— begin —

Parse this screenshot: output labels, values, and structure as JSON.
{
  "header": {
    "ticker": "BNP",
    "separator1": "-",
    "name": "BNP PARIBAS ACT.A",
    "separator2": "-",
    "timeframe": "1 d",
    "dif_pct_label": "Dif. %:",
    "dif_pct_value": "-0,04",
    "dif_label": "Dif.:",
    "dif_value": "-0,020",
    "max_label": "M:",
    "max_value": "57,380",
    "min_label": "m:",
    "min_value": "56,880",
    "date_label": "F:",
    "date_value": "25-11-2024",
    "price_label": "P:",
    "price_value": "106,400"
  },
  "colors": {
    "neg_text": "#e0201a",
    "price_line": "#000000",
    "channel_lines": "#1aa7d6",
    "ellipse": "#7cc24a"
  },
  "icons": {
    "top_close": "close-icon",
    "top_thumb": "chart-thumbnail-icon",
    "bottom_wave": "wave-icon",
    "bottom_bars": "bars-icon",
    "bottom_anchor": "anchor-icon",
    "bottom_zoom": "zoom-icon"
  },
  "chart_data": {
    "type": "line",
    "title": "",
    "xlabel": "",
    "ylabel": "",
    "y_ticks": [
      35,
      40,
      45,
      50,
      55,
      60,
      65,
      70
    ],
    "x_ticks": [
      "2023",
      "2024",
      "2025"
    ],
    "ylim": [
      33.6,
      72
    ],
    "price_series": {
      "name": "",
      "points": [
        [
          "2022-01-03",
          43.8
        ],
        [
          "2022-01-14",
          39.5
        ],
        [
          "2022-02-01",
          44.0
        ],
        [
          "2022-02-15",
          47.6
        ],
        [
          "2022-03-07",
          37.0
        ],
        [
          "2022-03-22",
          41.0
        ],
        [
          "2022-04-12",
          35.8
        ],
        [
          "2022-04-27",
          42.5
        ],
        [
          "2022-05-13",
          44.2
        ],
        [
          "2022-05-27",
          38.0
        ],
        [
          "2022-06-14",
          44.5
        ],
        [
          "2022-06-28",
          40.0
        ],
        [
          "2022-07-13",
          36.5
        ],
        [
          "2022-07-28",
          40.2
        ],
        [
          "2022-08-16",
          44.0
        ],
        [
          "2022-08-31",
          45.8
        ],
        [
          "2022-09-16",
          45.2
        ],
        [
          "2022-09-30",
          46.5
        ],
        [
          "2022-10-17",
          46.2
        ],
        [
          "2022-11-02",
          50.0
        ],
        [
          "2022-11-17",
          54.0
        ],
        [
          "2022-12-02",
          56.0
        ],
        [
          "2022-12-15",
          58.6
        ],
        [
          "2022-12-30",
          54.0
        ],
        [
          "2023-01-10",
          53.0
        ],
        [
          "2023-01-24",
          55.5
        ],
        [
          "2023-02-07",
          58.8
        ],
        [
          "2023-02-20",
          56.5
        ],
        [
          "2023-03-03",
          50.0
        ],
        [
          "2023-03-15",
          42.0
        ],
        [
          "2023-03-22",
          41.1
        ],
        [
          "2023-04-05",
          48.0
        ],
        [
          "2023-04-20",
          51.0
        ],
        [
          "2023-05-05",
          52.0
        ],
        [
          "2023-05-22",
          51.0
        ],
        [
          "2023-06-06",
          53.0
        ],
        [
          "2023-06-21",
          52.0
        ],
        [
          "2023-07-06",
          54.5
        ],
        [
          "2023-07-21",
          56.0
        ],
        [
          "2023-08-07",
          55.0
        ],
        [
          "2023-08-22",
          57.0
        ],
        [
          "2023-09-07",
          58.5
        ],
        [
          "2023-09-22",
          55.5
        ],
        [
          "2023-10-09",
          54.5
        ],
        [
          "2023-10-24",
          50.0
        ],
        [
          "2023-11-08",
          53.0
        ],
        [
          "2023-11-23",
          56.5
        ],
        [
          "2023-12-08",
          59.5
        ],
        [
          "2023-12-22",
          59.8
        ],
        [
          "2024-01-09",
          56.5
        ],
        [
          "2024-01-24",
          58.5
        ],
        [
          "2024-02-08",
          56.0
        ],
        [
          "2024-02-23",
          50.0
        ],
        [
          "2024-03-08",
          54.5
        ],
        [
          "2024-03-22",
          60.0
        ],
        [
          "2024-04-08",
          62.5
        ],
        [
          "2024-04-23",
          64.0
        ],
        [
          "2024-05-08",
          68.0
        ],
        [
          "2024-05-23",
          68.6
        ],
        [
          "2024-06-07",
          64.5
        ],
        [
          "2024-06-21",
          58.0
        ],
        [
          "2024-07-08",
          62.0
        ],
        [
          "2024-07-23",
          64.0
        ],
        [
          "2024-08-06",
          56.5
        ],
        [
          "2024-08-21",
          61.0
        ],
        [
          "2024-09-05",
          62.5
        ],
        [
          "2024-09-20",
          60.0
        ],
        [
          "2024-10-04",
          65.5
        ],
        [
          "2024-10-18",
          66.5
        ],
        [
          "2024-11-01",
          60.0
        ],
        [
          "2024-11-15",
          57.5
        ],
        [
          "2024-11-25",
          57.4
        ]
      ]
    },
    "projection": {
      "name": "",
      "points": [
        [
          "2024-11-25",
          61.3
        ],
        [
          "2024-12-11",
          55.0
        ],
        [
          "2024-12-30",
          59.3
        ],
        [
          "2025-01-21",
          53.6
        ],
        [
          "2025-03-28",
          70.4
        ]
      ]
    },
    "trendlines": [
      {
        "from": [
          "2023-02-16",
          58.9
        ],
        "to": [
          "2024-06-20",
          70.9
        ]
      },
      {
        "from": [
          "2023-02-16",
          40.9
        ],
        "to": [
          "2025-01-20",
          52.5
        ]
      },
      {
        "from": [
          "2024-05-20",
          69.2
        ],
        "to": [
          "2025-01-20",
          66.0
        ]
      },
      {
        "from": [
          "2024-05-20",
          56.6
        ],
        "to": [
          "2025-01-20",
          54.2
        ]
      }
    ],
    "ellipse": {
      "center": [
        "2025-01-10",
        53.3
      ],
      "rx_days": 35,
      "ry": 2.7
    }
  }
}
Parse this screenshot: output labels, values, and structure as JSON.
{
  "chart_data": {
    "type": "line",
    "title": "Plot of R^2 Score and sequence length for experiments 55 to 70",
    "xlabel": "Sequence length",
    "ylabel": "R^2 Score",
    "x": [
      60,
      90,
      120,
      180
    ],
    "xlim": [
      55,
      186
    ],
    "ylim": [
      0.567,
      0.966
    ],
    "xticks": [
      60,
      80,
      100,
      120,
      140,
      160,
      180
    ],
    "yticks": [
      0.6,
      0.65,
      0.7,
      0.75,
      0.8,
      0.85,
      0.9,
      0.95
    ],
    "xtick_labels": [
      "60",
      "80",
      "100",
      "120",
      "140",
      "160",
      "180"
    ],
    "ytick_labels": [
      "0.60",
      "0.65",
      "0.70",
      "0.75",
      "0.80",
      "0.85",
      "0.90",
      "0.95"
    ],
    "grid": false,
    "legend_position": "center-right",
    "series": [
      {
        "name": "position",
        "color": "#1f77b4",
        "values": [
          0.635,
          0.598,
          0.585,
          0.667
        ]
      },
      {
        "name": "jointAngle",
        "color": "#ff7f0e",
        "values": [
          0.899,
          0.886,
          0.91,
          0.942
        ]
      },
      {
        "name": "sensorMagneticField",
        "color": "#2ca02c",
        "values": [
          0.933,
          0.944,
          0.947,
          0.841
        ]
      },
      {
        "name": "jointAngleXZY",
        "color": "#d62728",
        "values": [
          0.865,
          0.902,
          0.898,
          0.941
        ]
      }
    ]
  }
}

— end —

**EXERCISE GOAL**. Using the listing above, reproduce each line without omission.

**COMPLETE OUTPUT**.
Parse this screenshot: output labels, values, and structure as JSON.
{
  "header": {
    "ticker": "BNP",
    "separator1": "-",
    "name": "BNP PARIBAS ACT.A",
    "separator2": "-",
    "timeframe": "1 d",
    "dif_pct_label": "Dif. %:",
    "dif_pct_value": "-0,04",
    "dif_label": "Dif.:",
    "dif_value": "-0,020",
    "max_label": "M:",
    "max_value": "57,380",
    "min_label": "m:",
    "min_value": "56,880",
    "date_label": "F:",
    "date_value": "25-11-2024",
    "price_label": "P:",
    "price_value": "106,400"
  },
  "colors": {
    "neg_text": "#e0201a",
    "price_line": "#000000",
    "channel_lines": "#1aa7d6",
    "ellipse": "#7cc24a"
  },
  "icons": {
    "top_close": "close-icon",
    "top_thumb": "chart-thumbnail-icon",
    "bottom_wave": "wave-icon",
    "bottom_bars": "bars-icon",
    "bottom_anchor": "anchor-icon",
    "bottom_zoom": "zoom-icon"
  },
  "chart_data": {
    "type": "line",
    "title": "",
    "xlabel": "",
    "ylabel": "",
    "y_ticks": [
      35,
      40,
      45,
      50,
      55,
      60,
      65,
      70
    ],
    "x_ticks": [
      "2023",
      "2024",
      "2025"
    ],
    "ylim": [
      33.6,
      72
    ],
    "price_series": {
      "name": "",
      "points": [
        [
          "2022-01-03",
          43.8
        ],
        [
          "2022-01-14",
          39.5
        ],
        [
          "2022-02-01",
          44.0
        ],
        [
          "2022-02-15",
          47.6
        ],
        [
          "2022-03-07",
          37.0
        ],
        [
          "2022-03-22",
          41.0
        ],
        [
          "2022-04-12",
          35.8
        ],
        [
          "2022-04-27",
          42.5
        ],
        [
          "2022-05-13",
          44.2
        ],
        [
          "2022-05-27",
          38.0
        ],
        [
          "2022-06-14",
          44.5
        ],
        [
          "2022-06-28",
          40.0
        ],
        [
          "2022-07-13",
          36.5
        ],
        [
          "2022-07-28",
          40.2
        ],
        [
          "2022-08-16",
          44.0
        ],
        [
          "2022-08-31",
          45.8
        ],
        [
          "2022-09-16",
          45.2
        ],
        [
          "2022-09-30",
          46.5
        ],
        [
          "2022-10-17",
          46.2
        ],
        [
          "2022-11-02",
          50.0
        ],
        [
          "2022-11-17",
          54.0
        ],
        [
          "2022-12-02",
          56.0
        ],
        [
          "2022-12-15",
          58.6
        ],
        [
          "2022-12-30",
          54.0
        ],
        [
          "2023-01-10",
          53.0
        ],
        [
          "2023-01-24",
          55.5
        ],
        [
          "2023-02-07",
          58.8
        ],
        [
          "2023-02-20",
          56.5
        ],
        [
          "2023-03-03",
          50.0
        ],
        [
          "2023-03-15",
          42.0
        ],
        [
          "2023-03-22",
          41.1
        ],
        [
          "2023-04-05",
          48.0
        ],
        [
          "2023-04-20",
          51.0
        ],
        [
          "2023-05-05",
          52.0
        ],
        [
          "2023-05-22",
          51.0
        ],
        [
          "2023-06-06",
          53.0
        ],
        [
          "2023-06-21",
          52.0
        ],
        [
          "2023-07-06",
          54.5
        ],
        [
          "2023-07-21",
          56.0
        ],
        [
          "2023-08-07",
          55.0
        ],
        [
          "2023-08-22",
          57.0
        ],
        [
          "2023-09-07",
          58.5
        ],
        [
          "2023-09-22",
          55.5
        ],
        [
          "2023-10-09",
          54.5
        ],
        [
          "2023-10-24",
          50.0
        ],
        [
          "2023-11-08",
          53.0
        ],
        [
          "2023-11-23",
          56.5
        ],
        [
          "2023-12-08",
          59.5
        ],
        [
          "2023-12-22",
          59.8
        ],
        [
          "2024-01-09",
          56.5
        ],
        [
          "2024-01-24",
          58.5
        ],
        [
          "2024-02-08",
          56.0
        ],
        [
          "2024-02-23",
          50.0
        ],
        [
          "2024-03-08",
          54.5
        ],
        [
          "2024-03-22",
          60.0
        ],
        [
          "2024-04-08",
          62.5
        ],
        [
          "2024-04-23",
          64.0
        ],
        [
          "2024-05-08",
          68.0
        ],
        [
          "2024-05-23",
          68.6
        ],
        [
          "2024-06-07",
          64.5
        ],
        [
          "2024-06-21",
          58.0
        ],
        [
          "2024-07-08",
          62.0
        ],
        [
          "2024-07-23",
          64.0
        ],
        [
          "2024-08-06",
          56.5
        ],
        [
          "2024-08-21",
          61.0
        ],
        [
          "2024-09-05",
          62.5
        ],
        [
          "2024-09-20",
          60.0
        ],
        [
          "2024-10-04",
          65.5
        ],
        [
          "2024-10-18",
          66.5
        ],
        [
          "2024-11-01",
          60.0
        ],
        [
          "2024-11-15",
          57.5
        ],
        [
          "2024-11-25",
          57.4
        ]
      ]
    },
    "projection": {
      "name": "",
      "points": [
        [
          "2024-11-25",
          61.3
        ],
        [
          "2024-12-11",
          55.0
        ],
        [
          "2024-12-30",
          59.3
        ],
        [
          "2025-01-21",
          53.6
        ],
        [
          "2025-03-28",
          70.4
        ]
      ]
    },
    "trendlines": [
      {
        "from": [
          "2023-02-16",
          58.9
        ],
        "to": [
          "2024-06-20",
          70.9
        ]
      },
      {
        "from": [
          "2023-02-16",
          40.9
        ],
        "to": [
          "2025-01-20",
          52.5
        ]
      },
      {
        "from": [
          "2024-05-20",
          69.2
        ],
        "to": [
          "2025-01-20",
          66.0
        ]
      },
      {
        "from": [
          "2024-05-20",
          56.6
        ],
        "to": [
          "2025-01-20",
          54.2
        ]
      }
    ],
    "ellipse": {
      "center": [
        "2025-01-10",
        53.3
      ],
      "rx_days": 35,
      "ry": 2.7
    }
  }
}
Parse this screenshot: output labels, values, and structure as JSON.
{
  "chart_data": {
    "type": "line",
    "title": "Plot of R^2 Score and sequence length for experiments 55 to 70",
    "xlabel": "Sequence length",
    "ylabel": "R^2 Score",
    "x": [
      60,
      90,
      120,
      180
    ],
    "xlim": [
      55,
      186
    ],
    "ylim": [
      0.567,
      0.966
    ],
    "xticks": [
      60,
      80,
      100,
      120,
      140,
      160,
      180
    ],
    "yticks": [
      0.6,
      0.65,
      0.7,
      0.75,
      0.8,
      0.85,
      0.9,
      0.95
    ],
    "xtick_labels": [
      "60",
      "80",
      "100",
      "120",
      "140",
      "160",
      "180"
    ],
    "ytick_labels": [
      "0.60",
      "0.65",
      "0.70",
      "0.75",
      "0.80",
      "0.85",
      "0.90",
      "0.95"
    ],
    "grid": false,
    "legend_position": "center-right",
    "series": [
      {
        "name": "position",
        "color": "#1f77b4",
        "values": [
          0.635,
          0.598,
          0.585,
          0.667
        ]
      },
      {
        "name": "jointAngle",
        "color": "#ff7f0e",
        "values": [
          0.899,
          0.886,
          0.91,
          0.942
        ]
      },
      {
        "name": "sensorMagneticField",
        "color": "#2ca02c",
        "values": [
          0.933,
          0.944,
          0.947,
          0.841
        ]
      },
      {
        "name": "jointAngleXZY",
        "color": "#d62728",
        "values": [
          0.865,
          0.902,
          0.898,
          0.941
        ]
      }
    ]
  }
}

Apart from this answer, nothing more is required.